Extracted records

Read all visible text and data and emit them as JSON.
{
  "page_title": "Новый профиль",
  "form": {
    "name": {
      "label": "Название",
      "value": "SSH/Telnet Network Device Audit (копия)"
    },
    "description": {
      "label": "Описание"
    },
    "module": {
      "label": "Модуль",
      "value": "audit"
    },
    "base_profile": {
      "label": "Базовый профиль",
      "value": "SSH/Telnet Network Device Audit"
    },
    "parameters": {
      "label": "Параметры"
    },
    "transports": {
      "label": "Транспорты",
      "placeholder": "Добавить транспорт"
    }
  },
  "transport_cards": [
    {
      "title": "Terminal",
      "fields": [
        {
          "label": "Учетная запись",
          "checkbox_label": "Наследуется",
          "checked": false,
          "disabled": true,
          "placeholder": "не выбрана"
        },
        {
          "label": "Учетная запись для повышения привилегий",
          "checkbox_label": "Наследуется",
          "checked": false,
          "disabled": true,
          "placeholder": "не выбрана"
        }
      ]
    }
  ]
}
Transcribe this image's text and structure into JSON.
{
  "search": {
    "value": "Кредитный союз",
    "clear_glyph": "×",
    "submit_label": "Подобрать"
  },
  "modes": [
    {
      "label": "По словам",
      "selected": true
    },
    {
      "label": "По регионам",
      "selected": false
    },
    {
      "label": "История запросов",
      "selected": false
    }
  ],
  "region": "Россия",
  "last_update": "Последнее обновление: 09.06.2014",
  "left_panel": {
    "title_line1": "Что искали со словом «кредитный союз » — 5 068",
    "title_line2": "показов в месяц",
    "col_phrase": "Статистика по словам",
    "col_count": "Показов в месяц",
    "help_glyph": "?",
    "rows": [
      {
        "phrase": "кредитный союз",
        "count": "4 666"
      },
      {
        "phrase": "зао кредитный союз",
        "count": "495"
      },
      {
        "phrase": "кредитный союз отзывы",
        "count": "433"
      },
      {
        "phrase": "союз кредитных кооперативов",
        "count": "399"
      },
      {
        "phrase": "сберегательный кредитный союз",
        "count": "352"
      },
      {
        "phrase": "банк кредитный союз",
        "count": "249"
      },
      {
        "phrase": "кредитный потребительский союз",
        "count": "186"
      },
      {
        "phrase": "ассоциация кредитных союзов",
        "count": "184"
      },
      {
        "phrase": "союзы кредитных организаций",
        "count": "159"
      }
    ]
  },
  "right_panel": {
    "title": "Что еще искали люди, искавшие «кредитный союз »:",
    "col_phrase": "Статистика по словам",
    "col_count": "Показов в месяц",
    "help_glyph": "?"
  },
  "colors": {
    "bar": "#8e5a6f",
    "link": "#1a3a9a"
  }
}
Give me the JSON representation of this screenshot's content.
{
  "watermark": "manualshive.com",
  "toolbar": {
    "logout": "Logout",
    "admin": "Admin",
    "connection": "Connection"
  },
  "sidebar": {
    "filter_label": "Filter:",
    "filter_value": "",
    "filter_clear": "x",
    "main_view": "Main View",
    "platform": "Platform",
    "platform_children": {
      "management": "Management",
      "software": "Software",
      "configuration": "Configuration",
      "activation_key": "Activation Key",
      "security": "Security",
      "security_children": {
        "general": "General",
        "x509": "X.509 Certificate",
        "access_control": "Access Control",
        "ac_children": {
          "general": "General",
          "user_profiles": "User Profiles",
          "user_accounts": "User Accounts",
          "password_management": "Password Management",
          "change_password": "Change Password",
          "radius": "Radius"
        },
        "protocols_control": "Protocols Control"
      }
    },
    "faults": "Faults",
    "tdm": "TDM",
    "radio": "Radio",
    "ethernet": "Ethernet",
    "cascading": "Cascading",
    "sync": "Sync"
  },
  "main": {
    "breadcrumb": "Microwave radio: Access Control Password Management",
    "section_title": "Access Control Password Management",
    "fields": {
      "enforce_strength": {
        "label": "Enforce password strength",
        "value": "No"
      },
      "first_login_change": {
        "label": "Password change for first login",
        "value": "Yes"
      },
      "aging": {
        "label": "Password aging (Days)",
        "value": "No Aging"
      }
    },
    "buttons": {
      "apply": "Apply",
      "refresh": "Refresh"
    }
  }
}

■ Task details
Above are the records; retype every one exactly.

■ Expected answer
Read all visible text and data and emit them as JSON.
{
  "page_title": "Новый профиль",
  "form": {
    "name": {
      "label": "Название",
      "value": "SSH/Telnet Network Device Audit (копия)"
    },
    "description": {
      "label": "Описание"
    },
    "module": {
      "label": "Модуль",
      "value": "audit"
    },
    "base_profile": {
      "label": "Базовый профиль",
      "value": "SSH/Telnet Network Device Audit"
    },
    "parameters": {
      "label": "Параметры"
    },
    "transports": {
      "label": "Транспорты",
      "placeholder": "Добавить транспорт"
    }
  },
  "transport_cards": [
    {
      "title": "Terminal",
      "fields": [
        {
          "label": "Учетная запись",
          "checkbox_label": "Наследуется",
          "checked": false,
          "disabled": true,
          "placeholder": "не выбрана"
        },
        {
          "label": "Учетная запись для повышения привилегий",
          "checkbox_label": "Наследуется",
          "checked": false,
          "disabled": true,
          "placeholder": "не выбрана"
        }
      ]
    }
  ]
}
Transcribe this image's text and structure into JSON.
{
  "search": {
    "value": "Кредитный союз",
    "clear_glyph": "×",
    "submit_label": "Подобрать"
  },
  "modes": [
    {
      "label": "По словам",
      "selected": true
    },
    {
      "label": "По регионам",
      "selected": false
    },
    {
      "label": "История запросов",
      "selected": false
    }
  ],
  "region": "Россия",
  "last_update": "Последнее обновление: 09.06.2014",
  "left_panel": {
    "title_line1": "Что искали со словом «кредитный союз » — 5 068",
    "title_line2": "показов в месяц",
    "col_phrase": "Статистика по словам",
    "col_count": "Показов в месяц",
    "help_glyph": "?",
    "rows": [
      {
        "phrase": "кредитный союз",
        "count": "4 666"
      },
      {
        "phrase": "зао кредитный союз",
        "count": "495"
      },
      {
        "phrase": "кредитный союз отзывы",
        "count": "433"
      },
      {
        "phrase": "союз кредитных кооперативов",
        "count": "399"
      },
      {
        "phrase": "сберегательный кредитный союз",
        "count": "352"
      },
      {
        "phrase": "банк кредитный союз",
        "count": "249"
      },
      {
        "phrase": "кредитный потребительский союз",
        "count": "186"
      },
      {
        "phrase": "ассоциация кредитных союзов",
        "count": "184"
      },
      {
        "phrase": "союзы кредитных организаций",
        "count": "159"
      }
    ]
  },
  "right_panel": {
    "title": "Что еще искали люди, искавшие «кредитный союз »:",
    "col_phrase": "Статистика по словам",
    "col_count": "Показов в месяц",
    "help_glyph": "?"
  },
  "colors": {
    "bar": "#8e5a6f",
    "link": "#1a3a9a"
  }
}
Give me the JSON representation of this screenshot's content.
{
  "watermark": "manualshive.com",
  "toolbar": {
    "logout": "Logout",
    "admin": "Admin",
    "connection": "Connection"
  },
  "sidebar": {
    "filter_label": "Filter:",
    "filter_value": "",
    "filter_clear": "x",
    "main_view": "Main View",
    "platform": "Platform",
    "platform_children": {
      "management": "Management",
      "software": "Software",
      "configuration": "Configuration",
      "activation_key": "Activation Key",
      "security": "Security",
      "security_children": {
        "general": "General",
        "x509": "X.509 Certificate",
        "access_control": "Access Control",
        "ac_children": {
          "general": "General",
          "user_profiles": "User Profiles",
          "user_accounts": "User Accounts",
          "password_management": "Password Management",
          "change_password": "Change Password",
          "radius": "Radius"
        },
        "protocols_control": "Protocols Control"
      }
    },
    "faults": "Faults",
    "tdm": "TDM",
    "radio": "Radio",
    "ethernet": "Ethernet",
    "cascading": "Cascading",
    "sync": "Sync"
  },
  "main": {
    "breadcrumb": "Microwave radio: Access Control Password Management",
    "section_title": "Access Control Password Management",
    "fields": {
      "enforce_strength": {
        "label": "Enforce password strength",
        "value": "No"
      },
      "first_login_change": {
        "label": "Password change for first login",
        "value": "Yes"
      },
      "aging": {
        "label": "Password aging (Days)",
        "value": "No Aging"
      }
    },
    "buttons": {
      "apply": "Apply",
      "refresh": "Refresh"
    }
  }
}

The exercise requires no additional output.